- [THE PROBLEM] Return the lines in the data records below verbatim, from the very first line through the line containing "- outline-item-text: 知识管理的使用：: [353, 1520, 562, 1550]", including that line.
━━ INFORMATION PROVIDED ━━
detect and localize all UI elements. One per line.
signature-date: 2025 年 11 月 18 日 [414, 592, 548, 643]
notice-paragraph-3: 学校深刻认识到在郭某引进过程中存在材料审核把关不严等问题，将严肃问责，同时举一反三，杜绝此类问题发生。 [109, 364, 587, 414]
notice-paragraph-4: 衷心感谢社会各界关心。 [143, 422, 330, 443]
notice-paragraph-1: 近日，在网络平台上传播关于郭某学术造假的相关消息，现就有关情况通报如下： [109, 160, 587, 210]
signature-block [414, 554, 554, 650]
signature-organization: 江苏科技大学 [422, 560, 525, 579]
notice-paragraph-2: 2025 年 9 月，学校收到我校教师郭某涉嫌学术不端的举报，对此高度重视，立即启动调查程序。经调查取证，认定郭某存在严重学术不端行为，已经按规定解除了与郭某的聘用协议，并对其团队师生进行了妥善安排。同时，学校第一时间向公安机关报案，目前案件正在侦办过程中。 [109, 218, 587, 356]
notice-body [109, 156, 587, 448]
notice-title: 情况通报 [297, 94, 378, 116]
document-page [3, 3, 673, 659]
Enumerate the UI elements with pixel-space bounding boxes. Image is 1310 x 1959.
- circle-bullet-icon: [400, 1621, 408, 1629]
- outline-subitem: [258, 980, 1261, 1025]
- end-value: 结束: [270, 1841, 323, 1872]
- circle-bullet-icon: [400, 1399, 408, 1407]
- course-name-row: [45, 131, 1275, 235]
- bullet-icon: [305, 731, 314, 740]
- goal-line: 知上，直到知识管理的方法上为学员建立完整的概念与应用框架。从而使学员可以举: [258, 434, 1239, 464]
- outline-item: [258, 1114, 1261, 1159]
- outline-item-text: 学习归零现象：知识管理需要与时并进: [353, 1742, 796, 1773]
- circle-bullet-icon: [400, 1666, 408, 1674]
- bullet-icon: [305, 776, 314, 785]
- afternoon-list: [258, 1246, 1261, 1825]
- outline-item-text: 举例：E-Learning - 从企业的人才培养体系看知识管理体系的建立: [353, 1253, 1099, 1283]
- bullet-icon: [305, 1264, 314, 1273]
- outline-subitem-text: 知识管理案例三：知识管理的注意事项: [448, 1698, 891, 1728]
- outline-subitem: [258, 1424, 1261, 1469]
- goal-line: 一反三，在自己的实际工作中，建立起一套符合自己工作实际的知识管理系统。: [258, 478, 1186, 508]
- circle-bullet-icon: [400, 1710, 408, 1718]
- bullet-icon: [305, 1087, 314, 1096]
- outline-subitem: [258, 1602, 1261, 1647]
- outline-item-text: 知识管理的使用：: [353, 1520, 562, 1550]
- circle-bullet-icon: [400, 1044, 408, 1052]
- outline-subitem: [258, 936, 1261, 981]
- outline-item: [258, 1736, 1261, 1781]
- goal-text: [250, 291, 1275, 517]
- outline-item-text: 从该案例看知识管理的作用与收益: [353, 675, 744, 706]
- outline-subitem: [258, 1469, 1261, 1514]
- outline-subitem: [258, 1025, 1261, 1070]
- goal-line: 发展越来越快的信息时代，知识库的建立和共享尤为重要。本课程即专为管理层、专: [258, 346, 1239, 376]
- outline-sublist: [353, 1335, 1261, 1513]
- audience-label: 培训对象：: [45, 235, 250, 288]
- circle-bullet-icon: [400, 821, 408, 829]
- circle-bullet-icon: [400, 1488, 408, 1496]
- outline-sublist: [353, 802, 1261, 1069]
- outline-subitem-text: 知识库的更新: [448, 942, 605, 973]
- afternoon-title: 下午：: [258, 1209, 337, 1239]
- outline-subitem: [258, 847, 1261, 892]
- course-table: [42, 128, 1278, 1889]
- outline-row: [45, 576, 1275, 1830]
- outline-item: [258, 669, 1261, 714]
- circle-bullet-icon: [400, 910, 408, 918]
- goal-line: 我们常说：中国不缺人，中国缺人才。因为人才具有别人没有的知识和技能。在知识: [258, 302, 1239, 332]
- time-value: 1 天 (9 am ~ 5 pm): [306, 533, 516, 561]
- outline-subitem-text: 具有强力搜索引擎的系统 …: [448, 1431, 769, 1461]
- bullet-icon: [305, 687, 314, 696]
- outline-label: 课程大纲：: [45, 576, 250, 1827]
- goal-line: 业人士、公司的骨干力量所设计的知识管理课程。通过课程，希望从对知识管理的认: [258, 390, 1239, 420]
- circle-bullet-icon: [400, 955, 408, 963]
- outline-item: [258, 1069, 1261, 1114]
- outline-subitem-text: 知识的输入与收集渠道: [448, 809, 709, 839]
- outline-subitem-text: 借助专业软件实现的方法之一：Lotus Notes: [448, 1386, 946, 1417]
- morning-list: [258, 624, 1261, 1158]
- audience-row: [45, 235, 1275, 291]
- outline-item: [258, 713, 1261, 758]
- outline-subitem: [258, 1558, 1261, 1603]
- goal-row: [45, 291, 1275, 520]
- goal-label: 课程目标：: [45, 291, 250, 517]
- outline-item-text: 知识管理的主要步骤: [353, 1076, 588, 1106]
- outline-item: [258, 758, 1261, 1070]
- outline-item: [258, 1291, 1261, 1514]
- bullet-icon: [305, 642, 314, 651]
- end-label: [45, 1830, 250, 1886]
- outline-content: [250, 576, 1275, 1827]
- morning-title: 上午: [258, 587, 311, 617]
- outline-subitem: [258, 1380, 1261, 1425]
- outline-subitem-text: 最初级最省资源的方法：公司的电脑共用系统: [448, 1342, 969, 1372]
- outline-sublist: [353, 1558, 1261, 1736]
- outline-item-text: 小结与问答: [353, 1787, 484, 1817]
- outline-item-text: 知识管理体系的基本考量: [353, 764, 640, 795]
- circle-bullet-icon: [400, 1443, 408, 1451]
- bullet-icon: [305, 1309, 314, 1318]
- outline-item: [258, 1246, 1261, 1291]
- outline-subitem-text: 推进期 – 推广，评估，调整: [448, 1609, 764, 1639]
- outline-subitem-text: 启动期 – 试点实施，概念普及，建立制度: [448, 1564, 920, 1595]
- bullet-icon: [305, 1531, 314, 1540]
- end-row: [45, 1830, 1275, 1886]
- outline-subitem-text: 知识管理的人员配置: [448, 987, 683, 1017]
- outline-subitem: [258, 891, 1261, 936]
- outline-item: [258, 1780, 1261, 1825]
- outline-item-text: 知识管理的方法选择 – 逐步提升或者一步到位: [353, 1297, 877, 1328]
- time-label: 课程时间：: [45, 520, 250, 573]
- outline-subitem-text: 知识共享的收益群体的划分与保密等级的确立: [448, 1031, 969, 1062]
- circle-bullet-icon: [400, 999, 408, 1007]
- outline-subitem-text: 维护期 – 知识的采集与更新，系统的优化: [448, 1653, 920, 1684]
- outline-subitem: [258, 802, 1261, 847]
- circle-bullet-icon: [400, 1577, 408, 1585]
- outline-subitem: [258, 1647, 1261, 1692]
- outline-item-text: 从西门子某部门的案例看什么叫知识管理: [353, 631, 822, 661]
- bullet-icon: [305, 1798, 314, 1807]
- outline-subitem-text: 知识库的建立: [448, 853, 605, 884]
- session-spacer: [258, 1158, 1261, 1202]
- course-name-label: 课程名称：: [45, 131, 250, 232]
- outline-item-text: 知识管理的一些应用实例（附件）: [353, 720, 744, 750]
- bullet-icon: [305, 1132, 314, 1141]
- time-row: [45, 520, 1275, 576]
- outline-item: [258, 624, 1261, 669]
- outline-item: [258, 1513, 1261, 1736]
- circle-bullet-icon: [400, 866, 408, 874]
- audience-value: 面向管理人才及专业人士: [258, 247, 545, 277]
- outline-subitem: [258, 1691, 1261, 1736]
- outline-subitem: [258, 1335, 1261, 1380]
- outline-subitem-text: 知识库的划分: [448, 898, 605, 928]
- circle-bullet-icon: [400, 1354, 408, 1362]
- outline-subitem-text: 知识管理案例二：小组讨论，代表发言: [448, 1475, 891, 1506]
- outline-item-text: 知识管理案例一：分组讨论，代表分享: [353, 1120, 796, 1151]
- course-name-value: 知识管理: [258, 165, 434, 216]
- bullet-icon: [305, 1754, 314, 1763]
━━━
- [EXERCISE RESULT]
detect and localize all UI elements. One per line.
signature-date: 2025 年 11 月 18 日 [414, 592, 548, 643]
notice-paragraph-3: 学校深刻认识到在郭某引进过程中存在材料审核把关不严等问题，将严肃问责，同时举一反三，杜绝此类问题发生。 [109, 364, 587, 414]
notice-paragraph-4: 衷心感谢社会各界关心。 [143, 422, 330, 443]
notice-paragraph-1: 近日，在网络平台上传播关于郭某学术造假的相关消息，现就有关情况通报如下： [109, 160, 587, 210]
signature-block [414, 554, 554, 650]
signature-organization: 江苏科技大学 [422, 560, 525, 579]
notice-paragraph-2: 2025 年 9 月，学校收到我校教师郭某涉嫌学术不端的举报，对此高度重视，立即启动调查程序。经调查取证，认定郭某存在严重学术不端行为，已经按规定解除了与郭某的聘用协议，并对其团队师生进行了妥善安排。同时，学校第一时间向公安机关报案，目前案件正在侦办过程中。 [109, 218, 587, 356]
notice-body [109, 156, 587, 448]
notice-title: 情况通报 [297, 94, 378, 116]
document-page [3, 3, 673, 659]
Enumerate the UI elements with pixel-space bounding boxes. Image is 1310 x 1959.
- circle-bullet-icon: [400, 1621, 408, 1629]
- outline-subitem: [258, 980, 1261, 1025]
- end-value: 结束: [270, 1841, 323, 1872]
- circle-bullet-icon: [400, 1399, 408, 1407]
- course-name-row: [45, 131, 1275, 235]
- bullet-icon: [305, 731, 314, 740]
- goal-line: 知上，直到知识管理的方法上为学员建立完整的概念与应用框架。从而使学员可以举: [258, 434, 1239, 464]
- outline-item: [258, 1114, 1261, 1159]
- outline-item-text: 学习归零现象：知识管理需要与时并进: [353, 1742, 796, 1773]
- circle-bullet-icon: [400, 1666, 408, 1674]
- bullet-icon: [305, 776, 314, 785]
- afternoon-list: [258, 1246, 1261, 1825]
- outline-item-text: 举例：E-Learning - 从企业的人才培养体系看知识管理体系的建立: [353, 1253, 1099, 1283]
- bullet-icon: [305, 1264, 314, 1273]
- outline-subitem-text: 知识管理案例三：知识管理的注意事项: [448, 1698, 891, 1728]
- outline-subitem: [258, 1424, 1261, 1469]
- goal-line: 一反三，在自己的实际工作中，建立起一套符合自己工作实际的知识管理系统。: [258, 478, 1186, 508]
- circle-bullet-icon: [400, 1710, 408, 1718]
- bullet-icon: [305, 1087, 314, 1096]
- outline-subitem: [258, 1602, 1261, 1647]
- outline-item-text: 知识管理的使用：: [353, 1520, 562, 1550]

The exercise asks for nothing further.